● **Your task**:
Please pull out each line in the items below that contains the string "board", and copy those lines in full.

● **The input**:
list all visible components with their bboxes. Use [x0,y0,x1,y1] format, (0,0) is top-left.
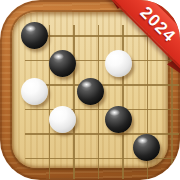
black-stone [49,50,76,77]
white-stone [105,50,132,77]
stone-gloss-highlight [109,109,120,117]
black-stone [21,22,48,49]
white-stone [49,106,76,133]
stone-gloss-highlight [53,109,64,117]
white-stone [21,78,48,105]
black-stone [105,106,132,133]
black-stone [77,78,104,105]
stone-gloss-highlight [137,137,148,145]
stone-gloss-highlight [109,53,120,61]
stone-gloss-highlight [81,81,92,89]
stone-gloss-highlight [25,25,36,33]
black-stone [133,134,160,161]
go-game-app-icon[interactable]: 2024 [0,0,180,180]
stones-layer [0,0,180,180]
stone-gloss-highlight [25,81,36,89]
stone-gloss-highlight [53,53,64,61]
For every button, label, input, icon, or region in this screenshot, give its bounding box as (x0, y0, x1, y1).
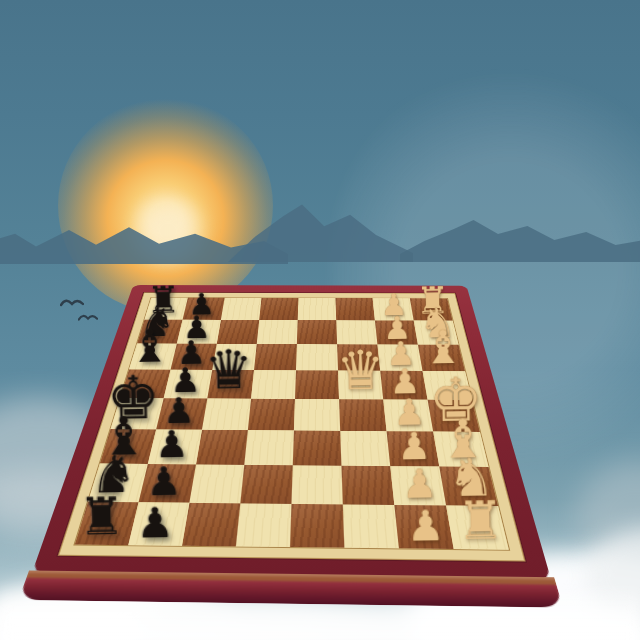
square-f5[interactable] (244, 430, 294, 465)
square-e4[interactable] (294, 399, 340, 431)
piece-white-pawn-g2[interactable]: ♟ (401, 463, 437, 503)
board-edge-side (19, 571, 564, 608)
product-photo-scene: ♜♟♟♜♞♟♟♞♝♟♟♝♟♛♛♟♚♟♟♚♝♟♟♝♞♟♟♞♜♟♟♜ (0, 0, 640, 640)
square-a3[interactable] (335, 298, 374, 320)
square-g2[interactable]: ♟ (390, 466, 446, 505)
square-f6[interactable] (196, 430, 248, 465)
chess-board: ♜♟♟♜♞♟♟♞♝♟♟♝♟♛♛♟♚♟♟♚♝♟♟♝♞♟♟♞♜♟♟♜ (88, 192, 501, 605)
piece-black-bishop-c8[interactable]: ♝ (129, 323, 171, 369)
square-d3[interactable]: ♛ (338, 371, 383, 400)
square-b5[interactable] (257, 320, 298, 344)
square-h3[interactable] (343, 504, 399, 548)
square-a4[interactable] (298, 298, 337, 320)
square-g4[interactable] (291, 465, 342, 504)
piece-white-bishop-c1[interactable]: ♝ (422, 324, 464, 371)
square-g6[interactable] (189, 464, 244, 503)
piece-black-queen-d6[interactable]: ♛ (204, 343, 253, 398)
square-a5[interactable] (259, 298, 298, 320)
square-h5[interactable] (236, 503, 292, 547)
square-d4[interactable] (295, 370, 339, 399)
square-h4[interactable] (290, 504, 344, 548)
square-c5[interactable] (254, 344, 297, 370)
board-maple-border: ♜♟♟♜♞♟♟♞♝♟♟♝♟♛♛♟♚♟♟♚♝♟♟♝♞♟♟♞♜♟♟♜ (58, 292, 526, 561)
square-h7[interactable]: ♟ (128, 502, 189, 545)
square-h6[interactable] (182, 503, 240, 547)
piece-black-pawn-g7[interactable]: ♟ (146, 461, 182, 501)
square-e6[interactable] (202, 398, 251, 430)
square-e5[interactable] (248, 399, 295, 431)
square-e3[interactable] (339, 399, 387, 431)
square-b4[interactable] (297, 320, 337, 344)
board-frame: ♜♟♟♜♞♟♟♞♝♟♟♝♟♛♛♟♚♟♟♚♝♟♟♝♞♟♟♞♜♟♟♜ (32, 285, 551, 580)
piece-white-rook-h1[interactable]: ♜ (457, 495, 505, 548)
square-h2[interactable]: ♟ (394, 505, 453, 549)
square-c4[interactable] (296, 344, 338, 370)
square-g3[interactable] (341, 466, 394, 505)
piece-black-pawn-h7[interactable]: ♟ (136, 501, 174, 543)
square-d6[interactable]: ♛ (207, 370, 254, 399)
piece-white-queen-d3[interactable]: ♛ (336, 344, 385, 399)
square-d5[interactable] (251, 370, 296, 399)
square-f3[interactable] (340, 431, 390, 466)
chess-board-grid: ♜♟♟♜♞♟♟♞♝♟♟♝♟♛♛♟♚♟♟♚♝♟♟♝♞♟♟♞♜♟♟♜ (75, 298, 509, 550)
square-h1[interactable]: ♜ (446, 506, 509, 550)
square-a6[interactable] (221, 298, 262, 320)
square-f4[interactable] (293, 431, 342, 466)
piece-black-rook-h8[interactable]: ♜ (78, 491, 125, 543)
square-g5[interactable] (240, 465, 292, 504)
piece-white-pawn-h2[interactable]: ♟ (406, 504, 444, 547)
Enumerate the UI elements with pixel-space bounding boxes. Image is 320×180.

● **Solution**:
board-edge-side (19, 571, 564, 608)
chess-board: ♜♟♟♜♞♟♟♞♝♟♟♝♟♛♛♟♚♟♟♚♝♟♟♝♞♟♟♞♜♟♟♜ (88, 192, 501, 605)
board-maple-border: ♜♟♟♜♞♟♟♞♝♟♟♝♟♛♛♟♚♟♟♚♝♟♟♝♞♟♟♞♜♟♟♜ (58, 292, 526, 561)
board-frame: ♜♟♟♜♞♟♟♞♝♟♟♝♟♛♛♟♚♟♟♚♝♟♟♝♞♟♟♞♜♟♟♜ (32, 285, 551, 580)
chess-board-grid: ♜♟♟♜♞♟♟♞♝♟♟♝♟♛♛♟♚♟♟♚♝♟♟♝♞♟♟♞♜♟♟♜ (75, 298, 509, 550)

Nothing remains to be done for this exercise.